JOB: The records below should be written out again, exactly.
◆ ◆ ◆ ◆
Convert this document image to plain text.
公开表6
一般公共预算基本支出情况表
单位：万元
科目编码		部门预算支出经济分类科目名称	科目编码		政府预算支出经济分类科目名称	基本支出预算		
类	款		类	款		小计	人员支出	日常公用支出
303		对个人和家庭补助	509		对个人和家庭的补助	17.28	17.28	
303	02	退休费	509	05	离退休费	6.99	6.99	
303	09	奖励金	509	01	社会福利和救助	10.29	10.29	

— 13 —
◆ ◆ ◆ ◆
RESPONSE:
Convert this document image to plain text.
公开表6
一般公共预算基本支出情况表
单位：万元
科目编码		部门预算支出经济分类科目名称	科目编码		政府预算支出经济分类科目名称	基本支出预算		
类	款		类	款		小计	人员支出	日常公用支出
303		对个人和家庭补助	509		对个人和家庭的补助	17.28	17.28	
303	02	退休费	509	05	离退休费	6.99	6.99	
303	09	奖励金	509	01	社会福利和救助	10.29	10.29	

— 13 —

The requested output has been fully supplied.